▶ **The problem**
Produce the listing below again, exactly as shown.

▶ **Material for this exercise**
>> BEGIN
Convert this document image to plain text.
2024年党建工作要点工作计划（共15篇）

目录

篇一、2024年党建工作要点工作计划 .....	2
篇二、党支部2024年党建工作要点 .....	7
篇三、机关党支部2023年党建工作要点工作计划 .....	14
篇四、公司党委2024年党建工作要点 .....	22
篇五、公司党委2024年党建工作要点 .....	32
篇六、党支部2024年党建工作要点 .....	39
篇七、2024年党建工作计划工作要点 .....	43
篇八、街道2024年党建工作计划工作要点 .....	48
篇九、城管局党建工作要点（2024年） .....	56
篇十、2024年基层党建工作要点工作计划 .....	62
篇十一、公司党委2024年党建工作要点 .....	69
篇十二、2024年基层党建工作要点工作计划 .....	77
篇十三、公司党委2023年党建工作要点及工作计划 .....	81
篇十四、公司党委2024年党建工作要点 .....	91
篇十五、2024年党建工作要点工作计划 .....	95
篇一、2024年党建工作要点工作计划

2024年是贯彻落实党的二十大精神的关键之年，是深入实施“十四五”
>> END
▶ **Right answer**
Convert this document image to plain text.
2024年党建工作要点工作计划（共15篇）

目录

篇一、2024年党建工作要点工作计划 .....	2
篇二、党支部2024年党建工作要点 .....	7
篇三、机关党支部2023年党建工作要点工作计划 .....	14
篇四、公司党委2024年党建工作要点 .....	22
篇五、公司党委2024年党建工作要点 .....	32
篇六、党支部2024年党建工作要点 .....	39
篇七、2024年党建工作计划工作要点 .....	43
篇八、街道2024年党建工作计划工作要点 .....	48
篇九、城管局党建工作要点（2024年） .....	56
篇十、2024年基层党建工作要点工作计划 .....	62
篇十一、公司党委2024年党建工作要点 .....	69
篇十二、2024年基层党建工作要点工作计划 .....	77
篇十三、公司党委2023年党建工作要点及工作计划 .....	81
篇十四、公司党委2024年党建工作要点 .....	91
篇十五、2024年党建工作要点工作计划 .....	95
篇一、2024年党建工作要点工作计划

2024年是贯彻落实党的二十大精神的关键之年，是深入实施“十四五”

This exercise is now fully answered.